[Extracted data entries]
+--

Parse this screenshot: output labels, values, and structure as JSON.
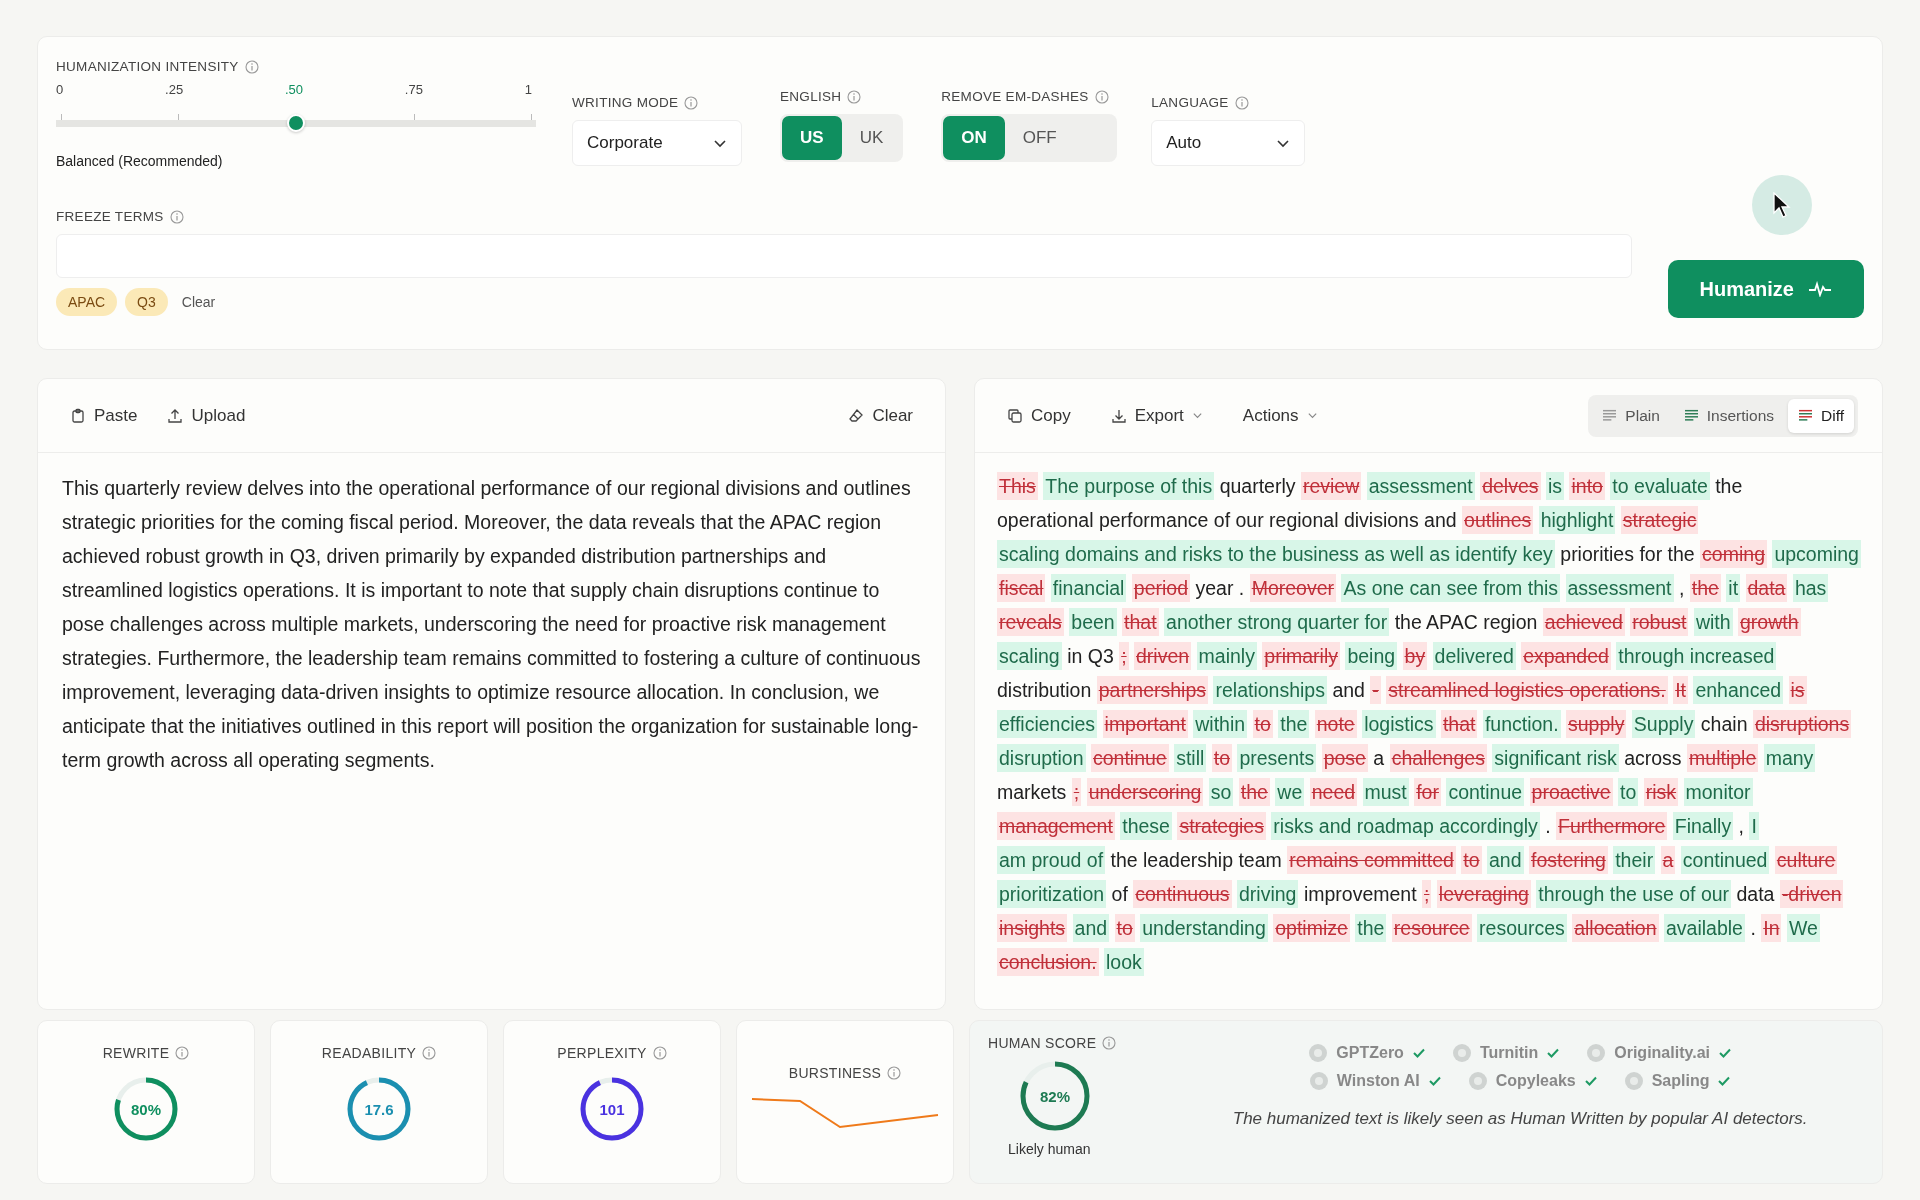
{
  "settings": {
    "intensity": {
      "label": "HUMANIZATION INTENSITY",
      "ticks": [
        {
          "label": "0",
          "selected": false
        },
        {
          "label": ".25",
          "selected": false
        },
        {
          "label": ".50",
          "selected": true
        },
        {
          "label": ".75",
          "selected": false
        },
        {
          "label": "1",
          "selected": false
        }
      ],
      "level": 0.5,
      "caption": "Balanced (Recommended)"
    },
    "writing_mode": {
      "label": "WRITING MODE",
      "value": "Corporate"
    },
    "english": {
      "label": "ENGLISH",
      "options": [
        {
          "label": "US",
          "selected": true
        },
        {
          "label": "UK",
          "selected": false
        }
      ]
    },
    "em_dashes": {
      "label": "REMOVE EM-DASHES",
      "options": [
        {
          "label": "ON",
          "selected": true
        },
        {
          "label": "OFF",
          "selected": false
        }
      ]
    },
    "language": {
      "label": "LANGUAGE",
      "value": "Auto"
    },
    "freeze_terms": {
      "label": "FREEZE TERMS",
      "chips": [
        "APAC",
        "Q3"
      ],
      "clear": "Clear"
    },
    "humanize_button": "Humanize"
  },
  "input_panel": {
    "toolbar": [
      {
        "label": "Paste",
        "kind": "paste"
      },
      {
        "label": "Upload",
        "kind": "upload"
      }
    ],
    "clear": "Clear",
    "text": "This quarterly review delves into the operational performance of our regional divisions and outlines strategic priorities for the coming fiscal period. Moreover, the data reveals that the APAC region achieved robust growth in Q3, driven primarily by expanded distribution partnerships and streamlined logistics operations. It is important to note that supply chain disruptions continue to pose challenges across multiple markets, underscoring the need for proactive risk management strategies. Furthermore, the leadership team remains committed to fostering a culture of continuous improvement, leveraging data-driven insights to optimize resource allocation. In conclusion, we anticipate that the initiatives outlined in this report will position the organization for sustainable long-term growth across all operating segments."
  },
  "output_panel": {
    "toolbar": [
      {
        "label": "Copy",
        "kind": "copy",
        "menu": false
      },
      {
        "label": "Export",
        "kind": "export",
        "menu": true
      },
      {
        "label": "Actions",
        "kind": "actions",
        "menu": true
      }
    ],
    "views": [
      {
        "label": "Plain",
        "kind": "plain",
        "selected": false
      },
      {
        "label": "Insertions",
        "kind": "insertions",
        "selected": false
      },
      {
        "label": "Diff",
        "kind": "diff",
        "selected": true
      }
    ],
    "diff": [
      {
        "kind": "del",
        "text": "This"
      },
      {
        "kind": "ins",
        "text": "The purpose of this"
      },
      {
        "kind": "keep",
        "text": "quarterly"
      },
      {
        "kind": "del",
        "text": "review"
      },
      {
        "kind": "ins",
        "text": "assessment"
      },
      {
        "kind": "del",
        "text": "delves"
      },
      {
        "kind": "ins",
        "text": "is"
      },
      {
        "kind": "del",
        "text": "into"
      },
      {
        "kind": "ins",
        "text": "to evaluate"
      },
      {
        "kind": "keep",
        "text": "the"
      },
      {
        "kind": "keep",
        "text": "operational performance of our regional divisions and"
      },
      {
        "kind": "del",
        "text": "outlines"
      },
      {
        "kind": "ins",
        "text": "highlight"
      },
      {
        "kind": "del",
        "text": "strategic"
      },
      {
        "kind": "ins",
        "text": "scaling domains and risks to the business as well as identify key"
      },
      {
        "kind": "keep",
        "text": "priorities for"
      },
      {
        "kind": "keep",
        "text": "the"
      },
      {
        "kind": "del",
        "text": "coming"
      },
      {
        "kind": "ins",
        "text": "upcoming"
      },
      {
        "kind": "del",
        "text": "fiscal"
      },
      {
        "kind": "ins",
        "text": "financial"
      },
      {
        "kind": "del",
        "text": "period"
      },
      {
        "kind": "keep",
        "text": "year"
      },
      {
        "kind": "keep",
        "text": "."
      },
      {
        "kind": "del",
        "text": "Moreover"
      },
      {
        "kind": "ins",
        "text": "As one can see from this"
      },
      {
        "kind": "ins",
        "text": "assessment"
      },
      {
        "kind": "keep",
        "text": ","
      },
      {
        "kind": "del",
        "text": "the"
      },
      {
        "kind": "ins",
        "text": "it"
      },
      {
        "kind": "del",
        "text": "data"
      },
      {
        "kind": "ins",
        "text": "has"
      },
      {
        "kind": "del",
        "text": "reveals"
      },
      {
        "kind": "ins",
        "text": "been"
      },
      {
        "kind": "del",
        "text": "that"
      },
      {
        "kind": "ins",
        "text": "another strong quarter for"
      },
      {
        "kind": "keep",
        "text": "the APAC"
      },
      {
        "kind": "keep",
        "text": "region"
      },
      {
        "kind": "del",
        "text": "achieved"
      },
      {
        "kind": "del",
        "text": "robust"
      },
      {
        "kind": "ins",
        "text": "with"
      },
      {
        "kind": "del",
        "text": "growth"
      },
      {
        "kind": "ins",
        "text": "scaling"
      },
      {
        "kind": "keep",
        "text": "in Q3"
      },
      {
        "kind": "del",
        "text": ";"
      },
      {
        "kind": "del",
        "text": "driven"
      },
      {
        "kind": "ins",
        "text": "mainly"
      },
      {
        "kind": "del",
        "text": "primarily"
      },
      {
        "kind": "ins",
        "text": "being"
      },
      {
        "kind": "del",
        "text": "by"
      },
      {
        "kind": "ins",
        "text": "delivered"
      },
      {
        "kind": "del",
        "text": "expanded"
      },
      {
        "kind": "ins",
        "text": "through increased"
      },
      {
        "kind": "keep",
        "text": "distribution"
      },
      {
        "kind": "del",
        "text": "partnerships"
      },
      {
        "kind": "ins",
        "text": "relationships"
      },
      {
        "kind": "keep",
        "text": "and"
      },
      {
        "kind": "del",
        "text": "-"
      },
      {
        "kind": "del",
        "text": "streamlined logistics operations."
      },
      {
        "kind": "del",
        "text": "It"
      },
      {
        "kind": "ins",
        "text": "enhanced"
      },
      {
        "kind": "del",
        "text": "is"
      },
      {
        "kind": "ins",
        "text": "efficiencies"
      },
      {
        "kind": "del",
        "text": "important"
      },
      {
        "kind": "ins",
        "text": "within"
      },
      {
        "kind": "del",
        "text": "to"
      },
      {
        "kind": "ins",
        "text": "the"
      },
      {
        "kind": "del",
        "text": "note"
      },
      {
        "kind": "ins",
        "text": "logistics"
      },
      {
        "kind": "del",
        "text": "that"
      },
      {
        "kind": "ins",
        "text": "function."
      },
      {
        "kind": "del",
        "text": "supply"
      },
      {
        "kind": "ins",
        "text": "Supply"
      },
      {
        "kind": "keep",
        "text": "chain"
      },
      {
        "kind": "del",
        "text": "disruptions"
      },
      {
        "kind": "ins",
        "text": "disruption"
      },
      {
        "kind": "del",
        "text": "continue"
      },
      {
        "kind": "ins",
        "text": "still"
      },
      {
        "kind": "del",
        "text": "to"
      },
      {
        "kind": "ins",
        "text": "presents"
      },
      {
        "kind": "del",
        "text": "pose"
      },
      {
        "kind": "keep",
        "text": "a"
      },
      {
        "kind": "del",
        "text": "challenges"
      },
      {
        "kind": "ins",
        "text": "significant risk"
      },
      {
        "kind": "keep",
        "text": "across"
      },
      {
        "kind": "del",
        "text": "multiple"
      },
      {
        "kind": "ins",
        "text": "many"
      },
      {
        "kind": "keep",
        "text": "markets"
      },
      {
        "kind": "del",
        "text": ";"
      },
      {
        "kind": "del",
        "text": "underscoring"
      },
      {
        "kind": "ins",
        "text": "so"
      },
      {
        "kind": "del",
        "text": "the"
      },
      {
        "kind": "ins",
        "text": "we"
      },
      {
        "kind": "del",
        "text": "need"
      },
      {
        "kind": "ins",
        "text": "must"
      },
      {
        "kind": "del",
        "text": "for"
      },
      {
        "kind": "ins",
        "text": "continue"
      },
      {
        "kind": "del",
        "text": "proactive"
      },
      {
        "kind": "ins",
        "text": "to"
      },
      {
        "kind": "del",
        "text": "risk"
      },
      {
        "kind": "ins",
        "text": "monitor"
      },
      {
        "kind": "del",
        "text": "management"
      },
      {
        "kind": "ins",
        "text": "these"
      },
      {
        "kind": "del",
        "text": "strategies"
      },
      {
        "kind": "ins",
        "text": "risks and roadmap accordingly"
      },
      {
        "kind": "keep",
        "text": "."
      },
      {
        "kind": "del",
        "text": "Furthermore"
      },
      {
        "kind": "ins",
        "text": "Finally"
      },
      {
        "kind": "keep",
        "text": ","
      },
      {
        "kind": "ins",
        "text": "I"
      },
      {
        "kind": "ins",
        "text": "am proud of"
      },
      {
        "kind": "keep",
        "text": "the leadership team"
      },
      {
        "kind": "del",
        "text": "remains committed"
      },
      {
        "kind": "del",
        "text": "to"
      },
      {
        "kind": "ins",
        "text": "and"
      },
      {
        "kind": "del",
        "text": "fostering"
      },
      {
        "kind": "ins",
        "text": "their"
      },
      {
        "kind": "del",
        "text": "a"
      },
      {
        "kind": "ins",
        "text": "continued"
      },
      {
        "kind": "del",
        "text": "culture"
      },
      {
        "kind": "ins",
        "text": "prioritization"
      },
      {
        "kind": "keep",
        "text": "of"
      },
      {
        "kind": "del",
        "text": "continuous"
      },
      {
        "kind": "ins",
        "text": "driving"
      },
      {
        "kind": "keep",
        "text": "improvement"
      },
      {
        "kind": "del",
        "text": ";"
      },
      {
        "kind": "del",
        "text": "leveraging"
      },
      {
        "kind": "ins",
        "text": "through the use of our"
      },
      {
        "kind": "keep",
        "text": "data"
      },
      {
        "kind": "del",
        "text": "-driven"
      },
      {
        "kind": "del",
        "text": "insights"
      },
      {
        "kind": "ins",
        "text": "and"
      },
      {
        "kind": "del",
        "text": "to"
      },
      {
        "kind": "ins",
        "text": "understanding"
      },
      {
        "kind": "del",
        "text": "optimize"
      },
      {
        "kind": "ins",
        "text": "the"
      },
      {
        "kind": "del",
        "text": "resource"
      },
      {
        "kind": "ins",
        "text": "resources"
      },
      {
        "kind": "del",
        "text": "allocation"
      },
      {
        "kind": "ins",
        "text": "available"
      },
      {
        "kind": "keep",
        "text": "."
      },
      {
        "kind": "del",
        "text": "In"
      },
      {
        "kind": "ins",
        "text": "We"
      },
      {
        "kind": "del",
        "text": "conclusion."
      },
      {
        "kind": "ins",
        "text": "look"
      }
    ]
  },
  "metrics": [
    {
      "label": "REWRITE",
      "kind": "ring",
      "value": "80%",
      "level": 0.8,
      "color": "#0f8f5f"
    },
    {
      "label": "READABILITY",
      "kind": "ring",
      "value": "17.6",
      "level": 0.93,
      "color": "#1b8fb0"
    },
    {
      "label": "PERPLEXITY",
      "kind": "ring",
      "value": "101",
      "level": 0.93,
      "color": "#4a32e0"
    },
    {
      "label": "BURSTINESS",
      "kind": "sparkline"
    }
  ],
  "human_score": {
    "label": "HUMAN SCORE",
    "value": "82%",
    "level": 0.82,
    "verdict": "Likely human",
    "detectors": [
      {
        "name": "GPTZero",
        "passed": true
      },
      {
        "name": "Turnitin",
        "passed": true
      },
      {
        "name": "Originality.ai",
        "passed": true
      },
      {
        "name": "Winston AI",
        "passed": true
      },
      {
        "name": "Copyleaks",
        "passed": true
      },
      {
        "name": "Sapling",
        "passed": true
      }
    ],
    "note": "The humanized text is likely seen as Human Written by popular AI detectors."
  }
}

+--

Set problem: List all lines in the material containing the string "review".

Problem solution:
    "text": "This quarterly review delves into the operational performance of our regional divisions and outlines strategic priorities for the coming fiscal period. Moreover, the data reveals that the APAC region achieved robust growth in Q3, driven primarily by expanded distribution partnerships and streamlined logistics operations. It is important to note that supply chain disruptions continue to pose challenges across multiple markets, underscoring the need for proactive risk management strategies. Furthermore, the leadership team remains committed to fostering a culture of continuous improvement, leveraging data-driven insights to optimize resource allocation. In conclusion, we anticipate that the initiatives outlined in this report will position the organization for sustainable long-term growth across all operating segments."
        "text": "review"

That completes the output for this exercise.